● **Exercise instructions**:
Each line of the data that includes the string "Then" is to be copied out.

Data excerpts
○ ○ ○ ○ ○ ○ ○

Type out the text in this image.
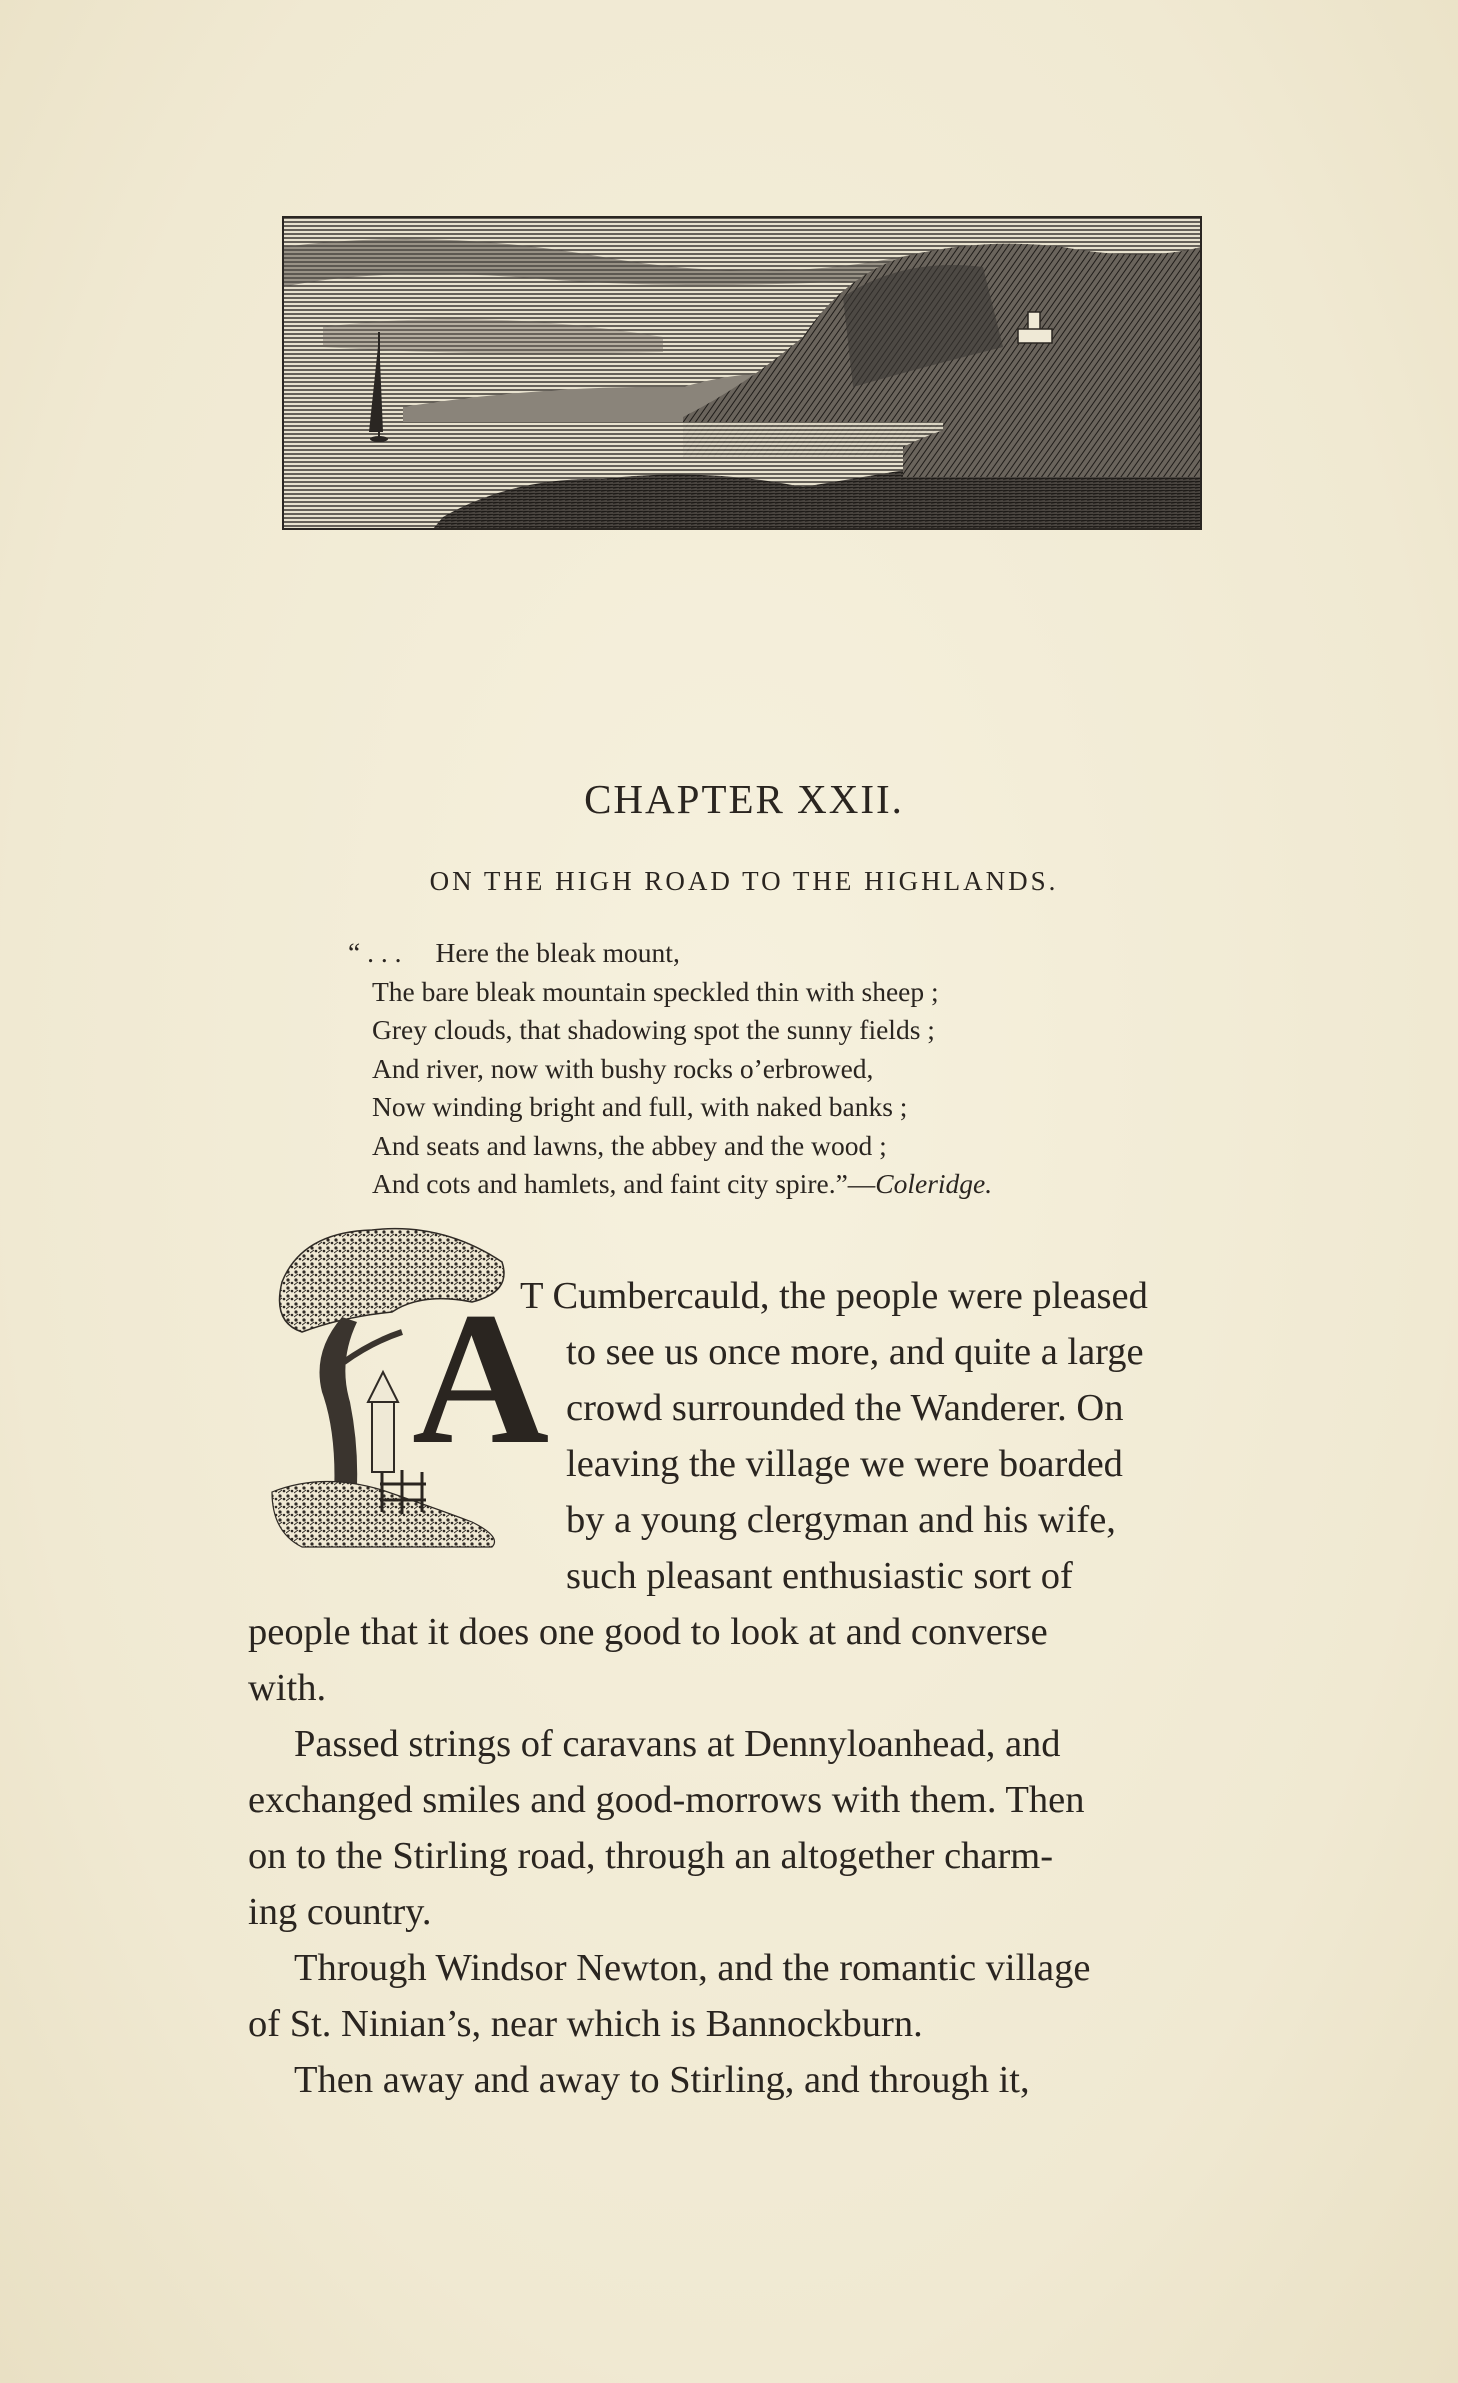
CHAPTER XXII.
ON THE HIGH ROAD TO THE HIGHLANDS.
“ . . . Here the bleak mount,
The bare bleak mountain speckled thin with sheep ;
Grey clouds, that shadowing spot the sunny fields ;
And river, now with bushy rocks o’erbrowed,
Now winding bright and full, with naked banks ;
And seats and lawns, the abbey and the wood ;
And cots and hamlets, and faint city spire.”—Coleridge.
A
T Cumbercauld, the people were pleased
to see us once more, and quite a large
crowd surrounded the Wanderer. On
leaving the village we were boarded
by a young clergyman and his wife,
such pleasant enthusiastic sort of
people that it does one good to look at and converse
with.
Passed strings of caravans at Dennyloanhead, and
exchanged smiles and good-morrows with them. Then
on to the Stirling road, through an altogether charm-
ing country.
Through Windsor Newton, and the romantic village
of St. Ninian’s, near which is Bannockburn.
Then away and away to Stirling, and through it,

○ ○ ○ ○ ○ ○ ○

● **Response to this task**:
exchanged smiles and good-morrows with them. Then
Then away and away to Stirling, and through it,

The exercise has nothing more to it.